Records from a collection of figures
** START **

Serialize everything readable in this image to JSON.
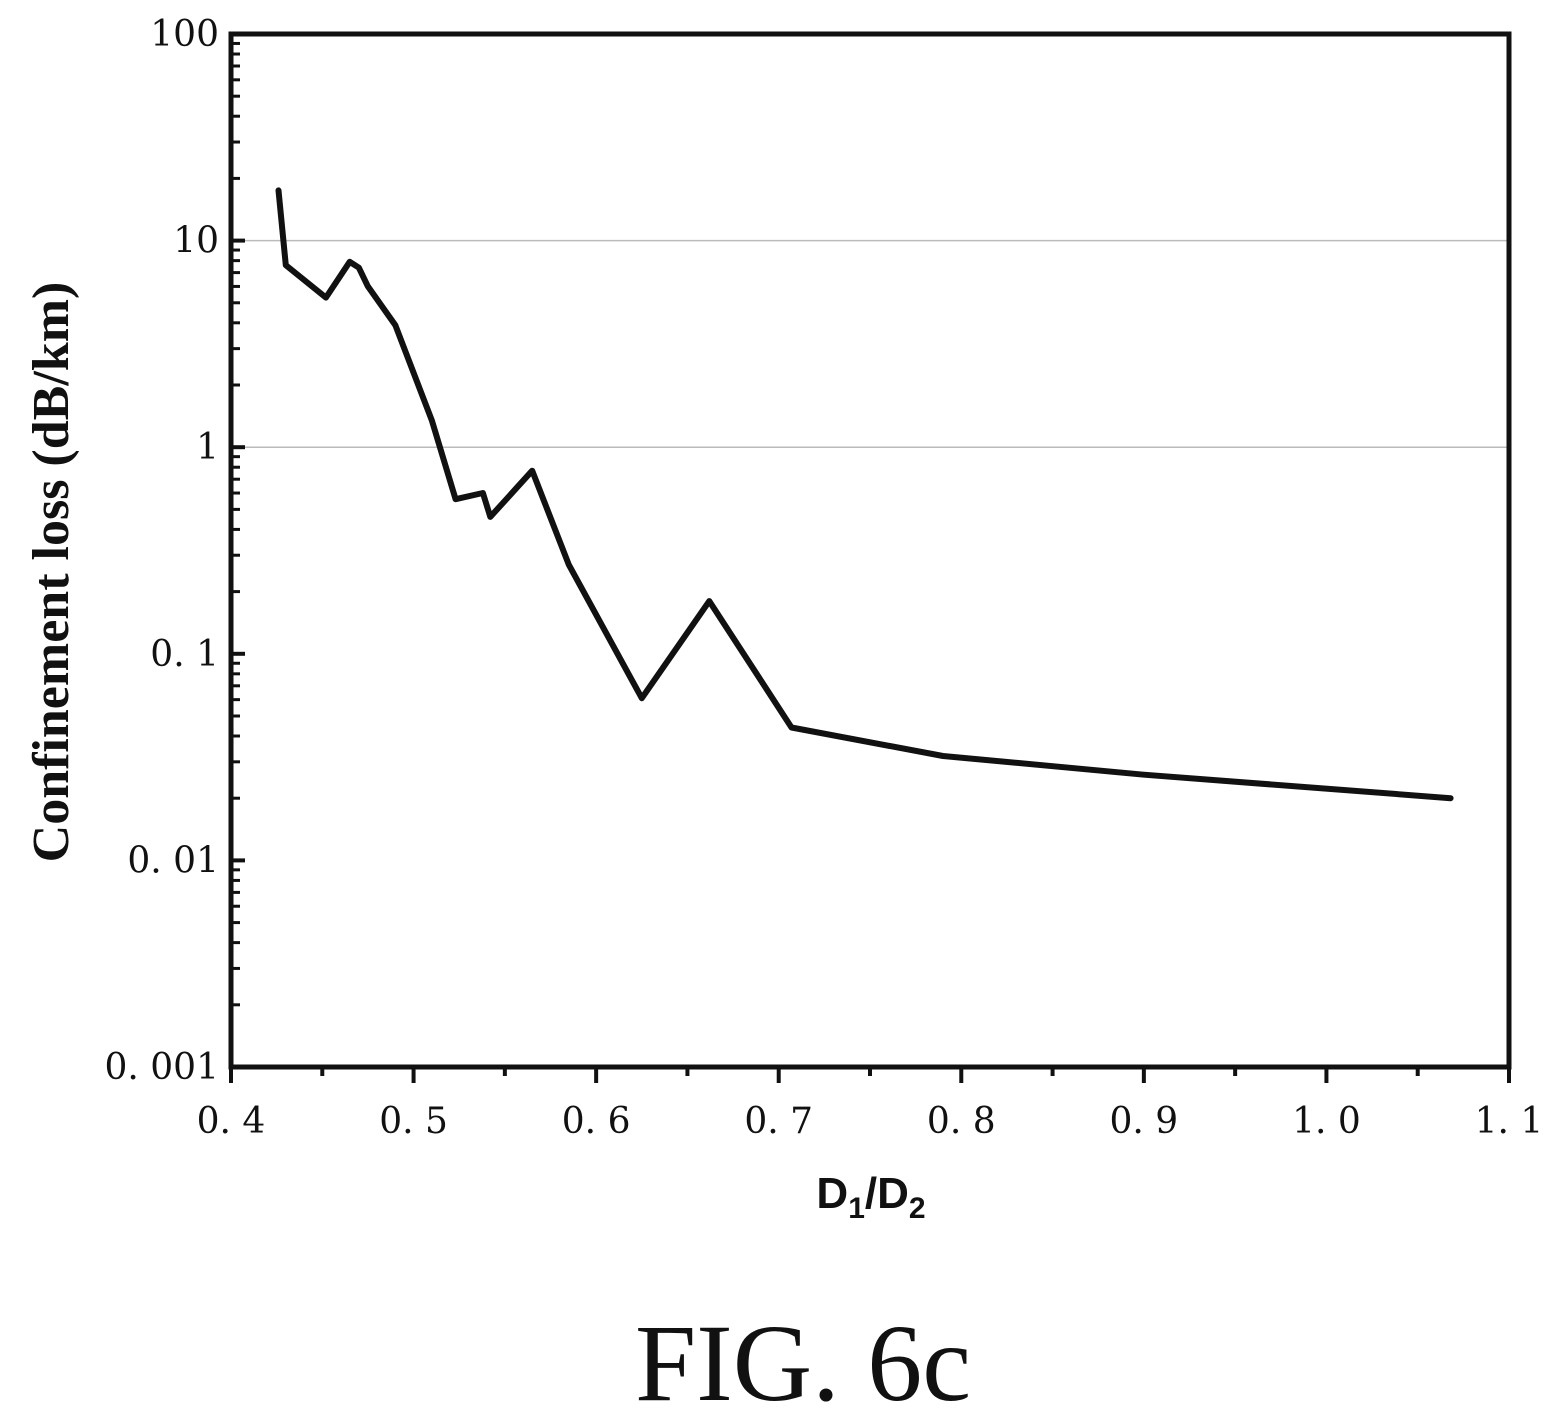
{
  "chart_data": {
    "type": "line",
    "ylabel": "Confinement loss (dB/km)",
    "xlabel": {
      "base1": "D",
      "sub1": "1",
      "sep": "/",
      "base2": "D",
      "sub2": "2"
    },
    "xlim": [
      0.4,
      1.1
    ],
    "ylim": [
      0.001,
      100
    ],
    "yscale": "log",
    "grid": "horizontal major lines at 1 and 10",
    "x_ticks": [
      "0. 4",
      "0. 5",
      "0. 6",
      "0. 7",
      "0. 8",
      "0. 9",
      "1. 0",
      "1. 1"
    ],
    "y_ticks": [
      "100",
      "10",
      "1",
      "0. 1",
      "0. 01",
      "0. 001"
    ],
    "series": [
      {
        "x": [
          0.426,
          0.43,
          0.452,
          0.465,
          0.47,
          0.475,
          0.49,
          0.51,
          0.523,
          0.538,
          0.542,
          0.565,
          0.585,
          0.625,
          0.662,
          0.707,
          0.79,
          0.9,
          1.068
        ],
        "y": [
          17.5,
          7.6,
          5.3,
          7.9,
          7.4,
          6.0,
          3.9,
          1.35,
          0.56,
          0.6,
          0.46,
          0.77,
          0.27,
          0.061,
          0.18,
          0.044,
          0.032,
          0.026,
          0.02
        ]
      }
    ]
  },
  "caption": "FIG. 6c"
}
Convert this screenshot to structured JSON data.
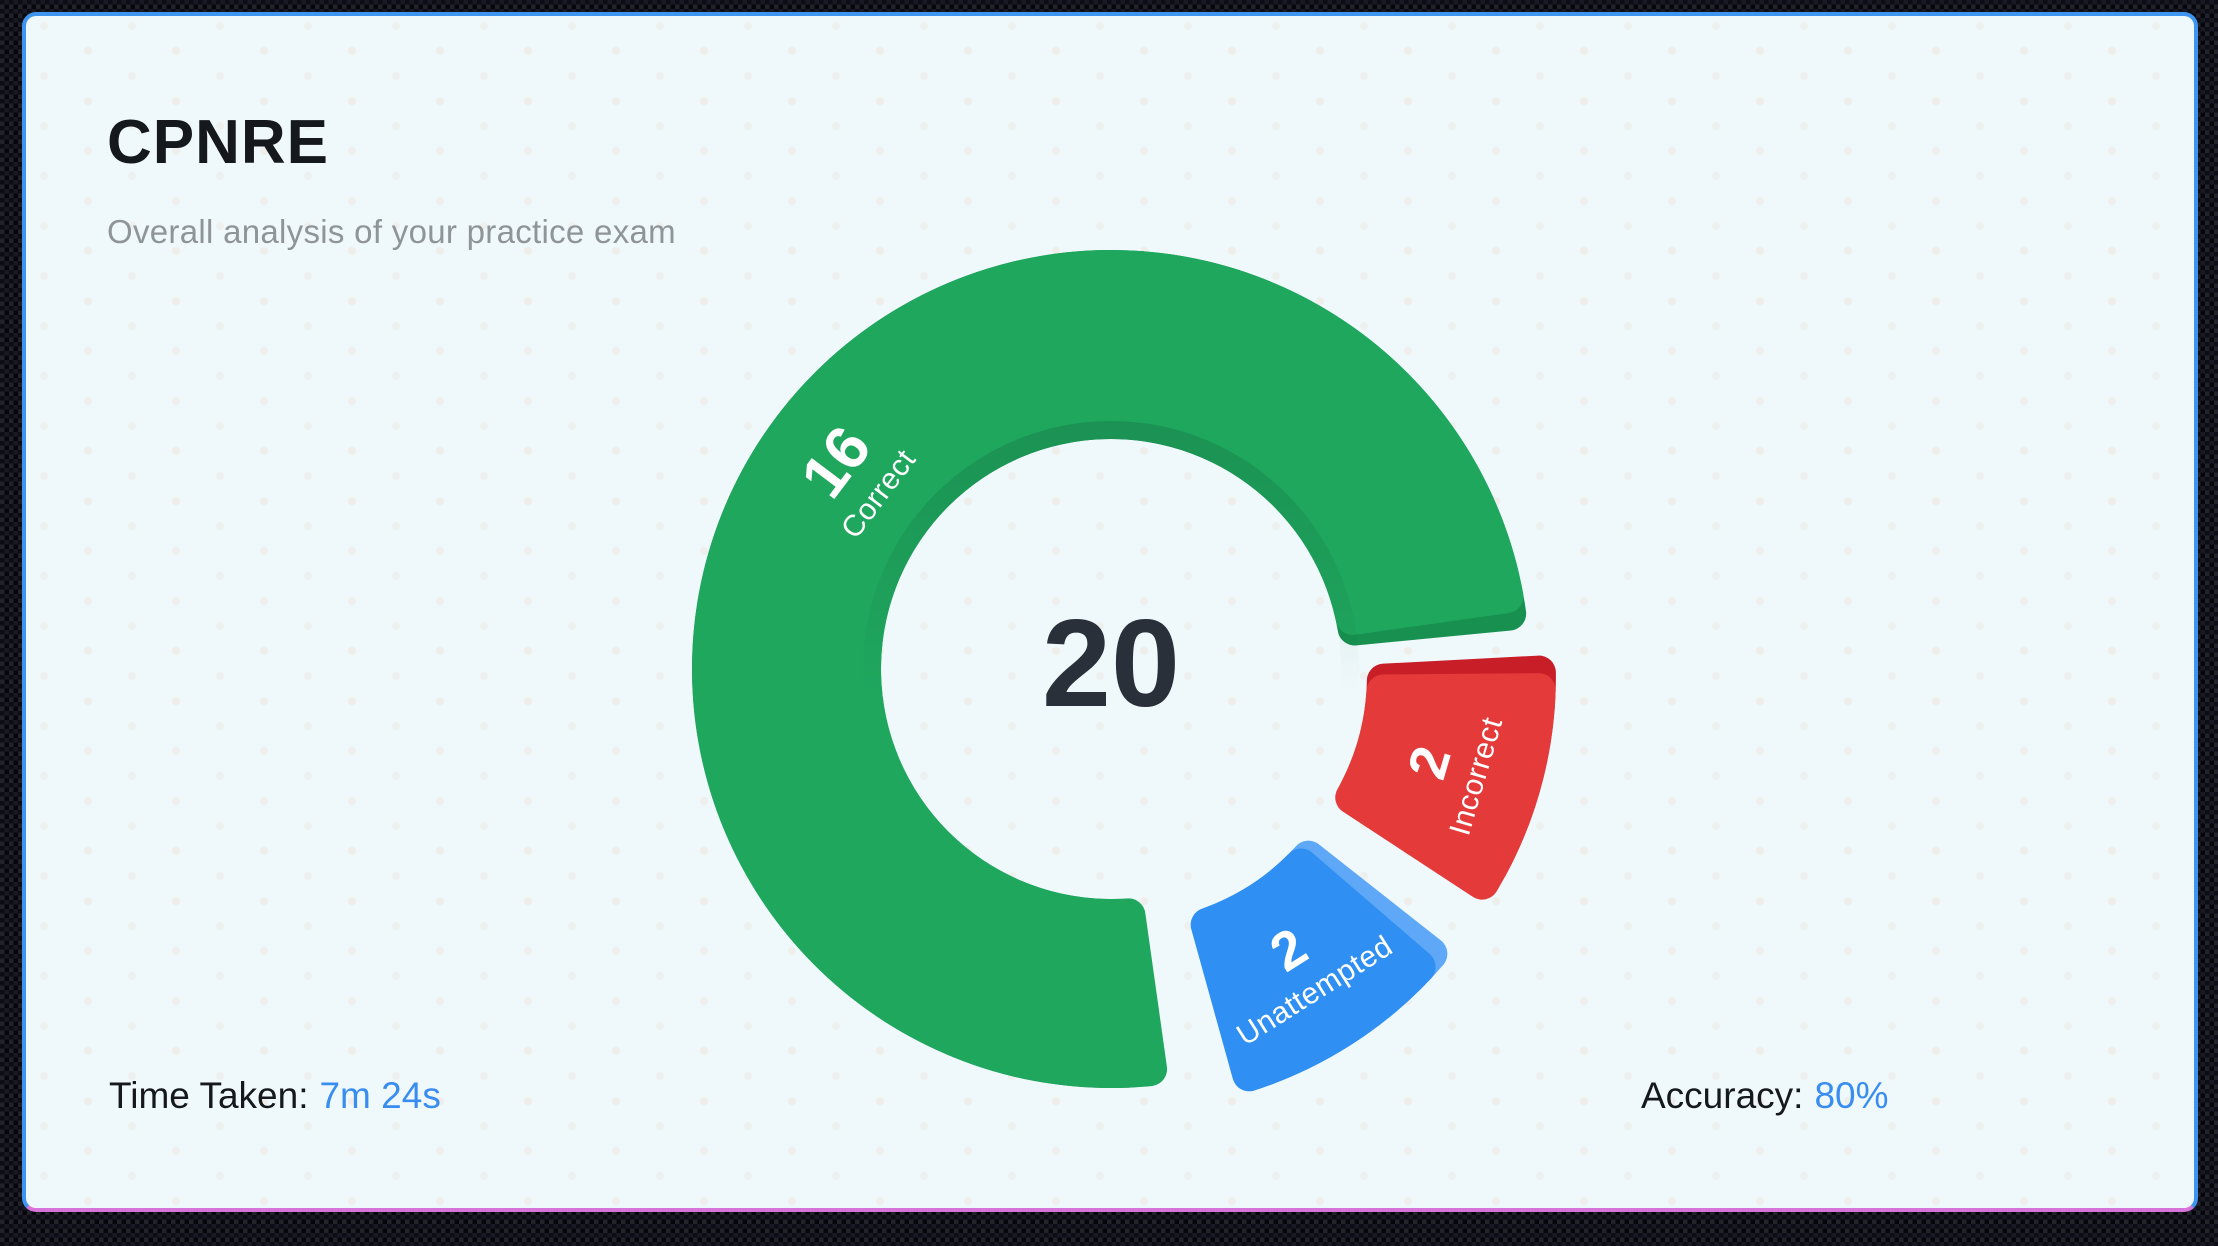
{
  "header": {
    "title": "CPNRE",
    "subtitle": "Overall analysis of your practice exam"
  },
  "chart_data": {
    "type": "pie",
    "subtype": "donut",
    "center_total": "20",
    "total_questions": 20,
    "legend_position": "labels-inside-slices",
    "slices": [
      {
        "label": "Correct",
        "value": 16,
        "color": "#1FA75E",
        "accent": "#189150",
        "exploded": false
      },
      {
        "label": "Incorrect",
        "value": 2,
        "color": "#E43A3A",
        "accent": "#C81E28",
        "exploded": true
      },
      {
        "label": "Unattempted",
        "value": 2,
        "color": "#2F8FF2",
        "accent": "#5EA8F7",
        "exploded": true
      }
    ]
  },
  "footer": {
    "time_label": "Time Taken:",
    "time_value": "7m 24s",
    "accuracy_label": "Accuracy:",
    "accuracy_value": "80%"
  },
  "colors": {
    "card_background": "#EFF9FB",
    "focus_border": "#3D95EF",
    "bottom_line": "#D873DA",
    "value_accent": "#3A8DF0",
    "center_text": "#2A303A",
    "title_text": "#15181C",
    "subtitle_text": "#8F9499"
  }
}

** END **

* **WORK TO DO**
The data above needs to be retyped exactly, with the images left out.

* **ANSWER IN FULL**
Serialize everything readable in this image to JSON.
{
  "chart_data": {
    "type": "line",
    "ylabel": "Confinement loss (dB/km)",
    "xlabel": {
      "base1": "D",
      "sub1": "1",
      "sep": "/",
      "base2": "D",
      "sub2": "2"
    },
    "xlim": [
      0.4,
      1.1
    ],
    "ylim": [
      0.001,
      100
    ],
    "yscale": "log",
    "grid": "horizontal major lines at 1 and 10",
    "x_ticks": [
      "0. 4",
      "0. 5",
      "0. 6",
      "0. 7",
      "0. 8",
      "0. 9",
      "1. 0",
      "1. 1"
    ],
    "y_ticks": [
      "100",
      "10",
      "1",
      "0. 1",
      "0. 01",
      "0. 001"
    ],
    "series": [
      {
        "x": [
          0.426,
          0.43,
          0.452,
          0.465,
          0.47,
          0.475,
          0.49,
          0.51,
          0.523,
          0.538,
          0.542,
          0.565,
          0.585,
          0.625,
          0.662,
          0.707,
          0.79,
          0.9,
          1.068
        ],
        "y": [
          17.5,
          7.6,
          5.3,
          7.9,
          7.4,
          6.0,
          3.9,
          1.35,
          0.56,
          0.6,
          0.46,
          0.77,
          0.27,
          0.061,
          0.18,
          0.044,
          0.032,
          0.026,
          0.02
        ]
      }
    ]
  },
  "caption": "FIG. 6c"
}
Convert this screenshot to structured JSON data.
{
  "header": {
    "title": "CPNRE",
    "subtitle": "Overall analysis of your practice exam"
  },
  "chart_data": {
    "type": "pie",
    "subtype": "donut",
    "center_total": "20",
    "total_questions": 20,
    "legend_position": "labels-inside-slices",
    "slices": [
      {
        "label": "Correct",
        "value": 16,
        "color": "#1FA75E",
        "accent": "#189150",
        "exploded": false
      },
      {
        "label": "Incorrect",
        "value": 2,
        "color": "#E43A3A",
        "accent": "#C81E28",
        "exploded": true
      },
      {
        "label": "Unattempted",
        "value": 2,
        "color": "#2F8FF2",
        "accent": "#5EA8F7",
        "exploded": true
      }
    ]
  },
  "footer": {
    "time_label": "Time Taken:",
    "time_value": "7m 24s",
    "accuracy_label": "Accuracy:",
    "accuracy_value": "80%"
  },
  "colors": {
    "card_background": "#EFF9FB",
    "focus_border": "#3D95EF",
    "bottom_line": "#D873DA",
    "value_accent": "#3A8DF0",
    "center_text": "#2A303A",
    "title_text": "#15181C",
    "subtitle_text": "#8F9499"
  }
}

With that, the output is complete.